### EXERCISE:
Leave out the pictures and copy every record exactly.

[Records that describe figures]

○ ○ ○ ○ ○ ○ ○

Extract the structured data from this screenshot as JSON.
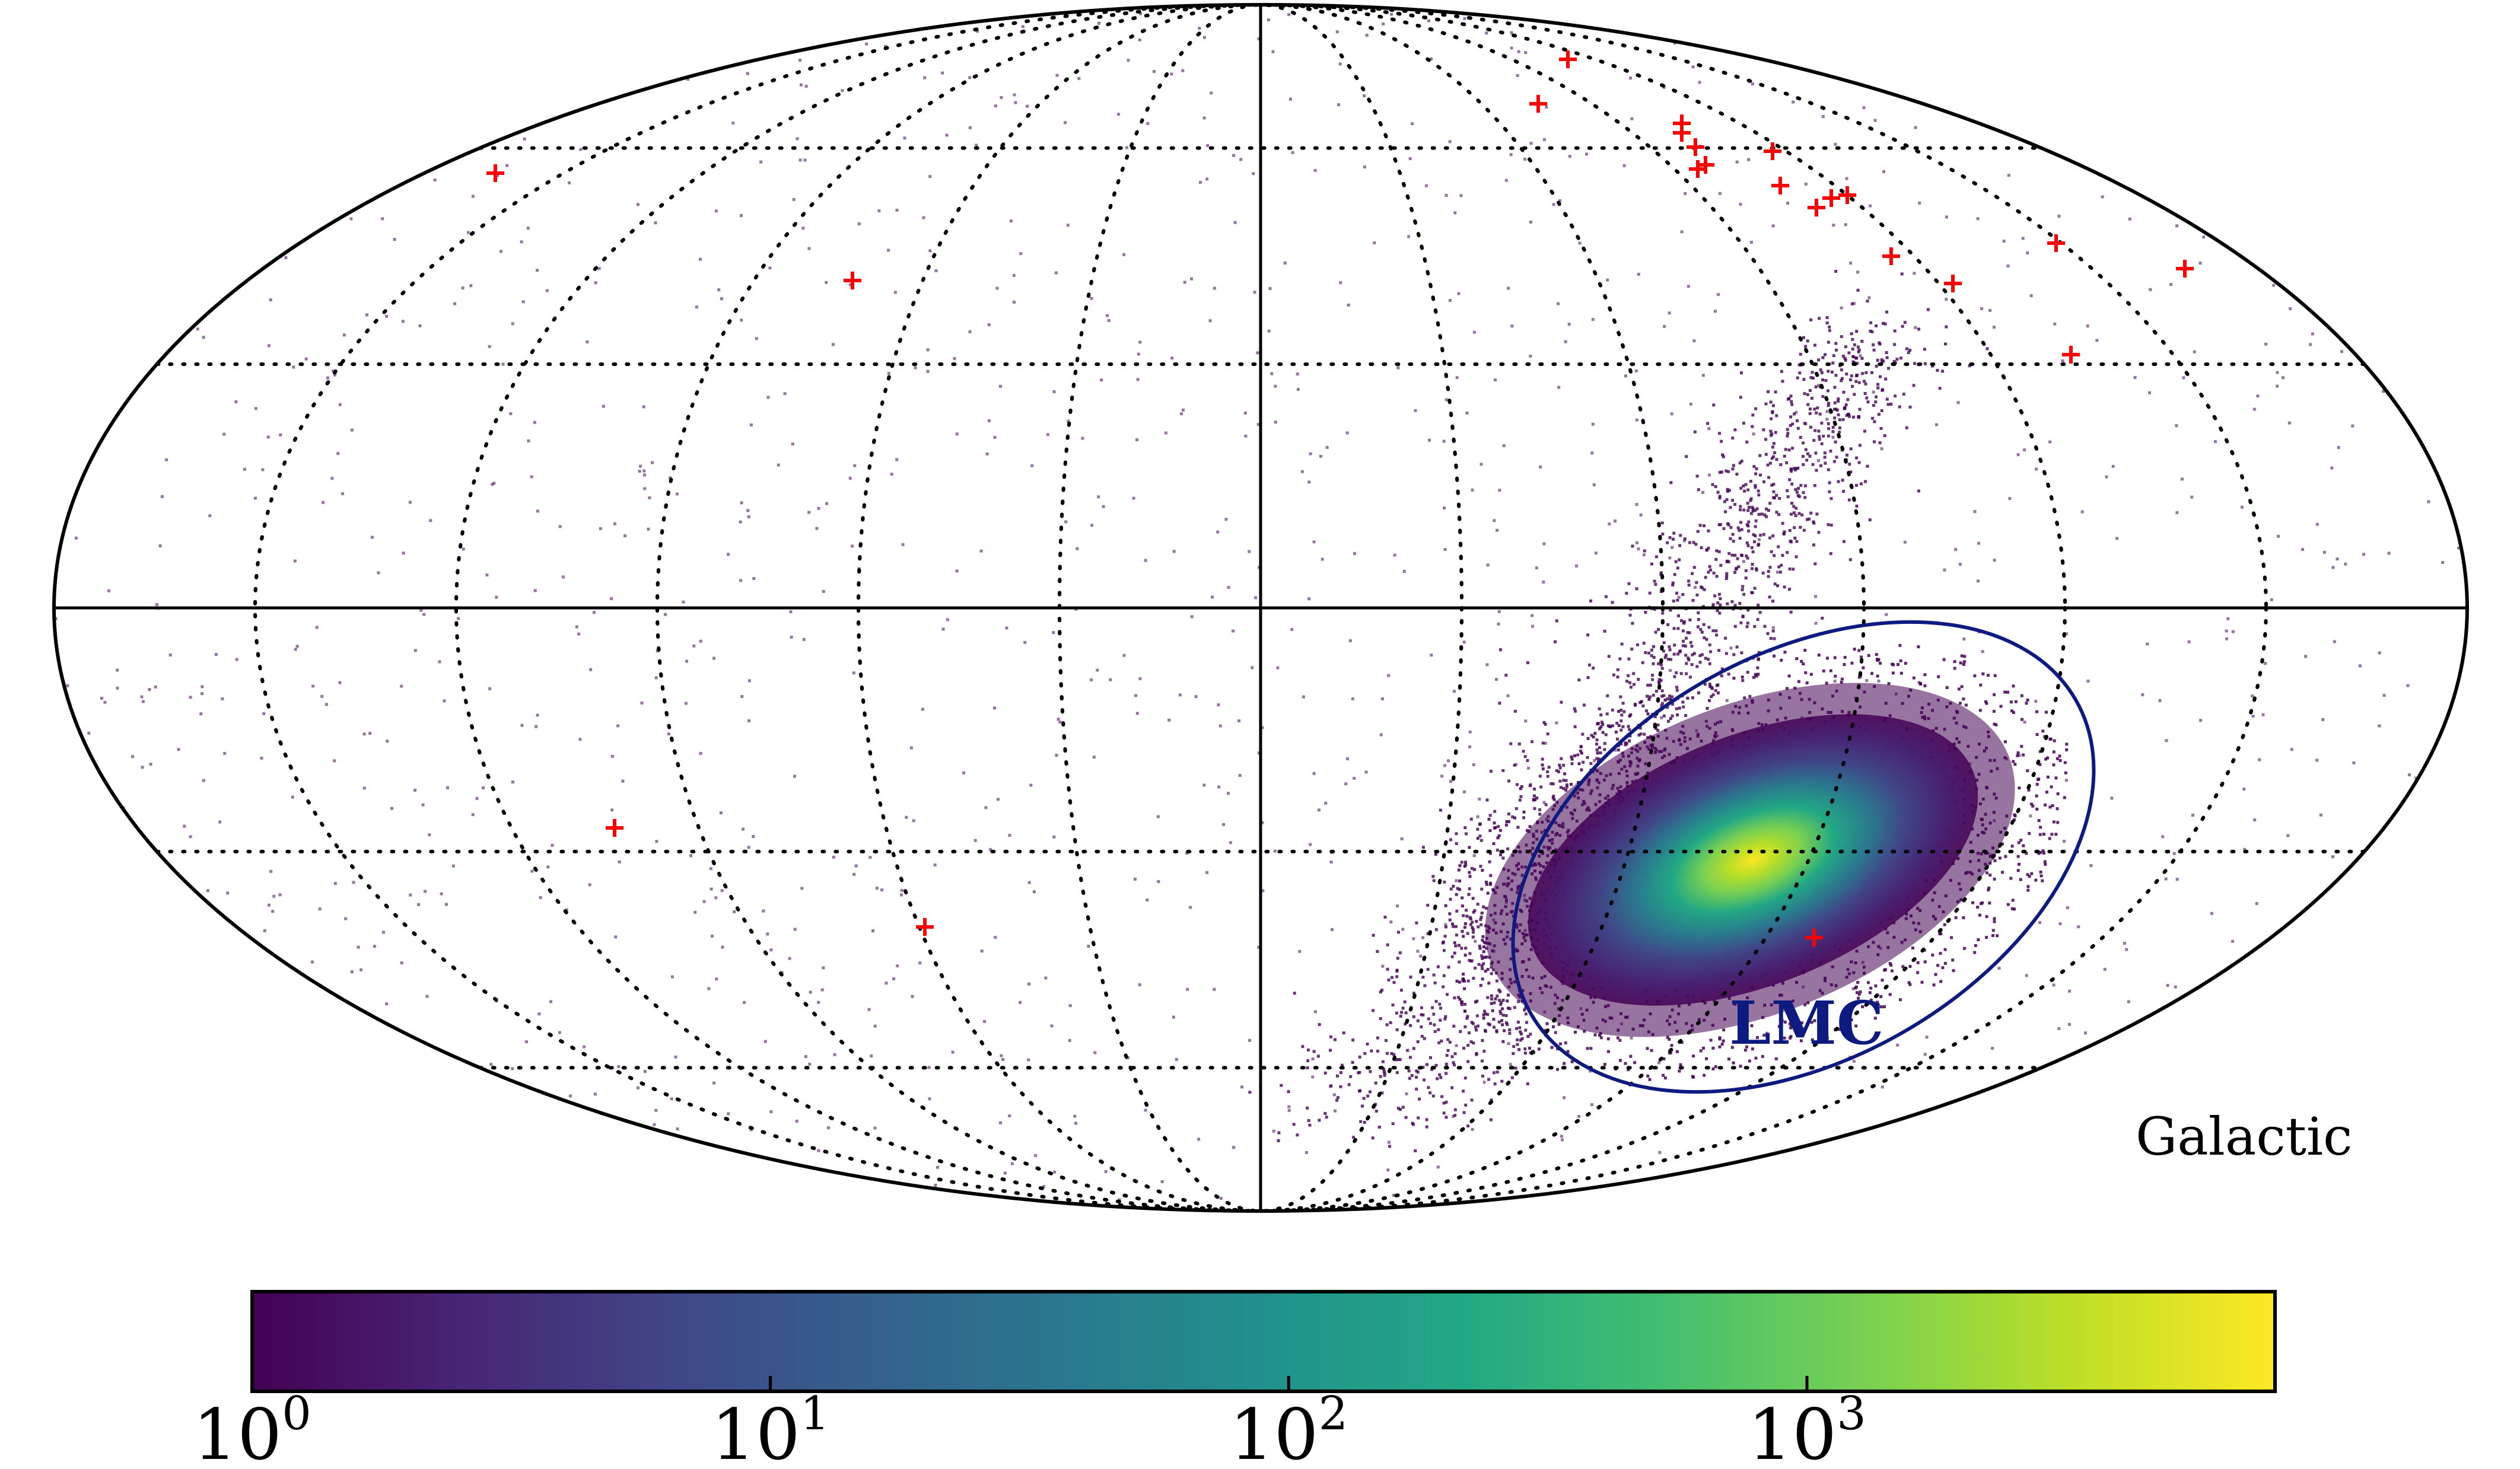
{
  "figure": {
    "projection_label": "Galactic",
    "region_label": "LMC"
  },
  "colorbar": {
    "colormap": "viridis",
    "scale": "log",
    "ticks": [
      {
        "base": "10",
        "exp": "0",
        "value": 1
      },
      {
        "base": "10",
        "exp": "1",
        "value": 10
      },
      {
        "base": "10",
        "exp": "2",
        "value": 100
      },
      {
        "base": "10",
        "exp": "3",
        "value": 1000
      }
    ],
    "vmin": 1,
    "vmax": 8000
  },
  "graticule": {
    "meridian_step_deg": 30,
    "parallels_deg": [
      -60,
      -30,
      0,
      30,
      60
    ]
  },
  "colors": {
    "grid": "#000000",
    "markers": "#ff0000",
    "region": "#0d1a80",
    "low_density": "#440154",
    "peak": "#fde725"
  }
}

○ ○ ○ ○ ○ ○ ○

### RESULT BELOW:
Extract the structured data from this screenshot as JSON.
{
  "figure": {
    "projection_label": "Galactic",
    "region_label": "LMC"
  },
  "colorbar": {
    "colormap": "viridis",
    "scale": "log",
    "ticks": [
      {
        "base": "10",
        "exp": "0",
        "value": 1
      },
      {
        "base": "10",
        "exp": "1",
        "value": 10
      },
      {
        "base": "10",
        "exp": "2",
        "value": 100
      },
      {
        "base": "10",
        "exp": "3",
        "value": 1000
      }
    ],
    "vmin": 1,
    "vmax": 8000
  },
  "graticule": {
    "meridian_step_deg": 30,
    "parallels_deg": [
      -60,
      -30,
      0,
      30,
      60
    ]
  },
  "colors": {
    "grid": "#000000",
    "markers": "#ff0000",
    "region": "#0d1a80",
    "low_density": "#440154",
    "peak": "#fde725"
  }
}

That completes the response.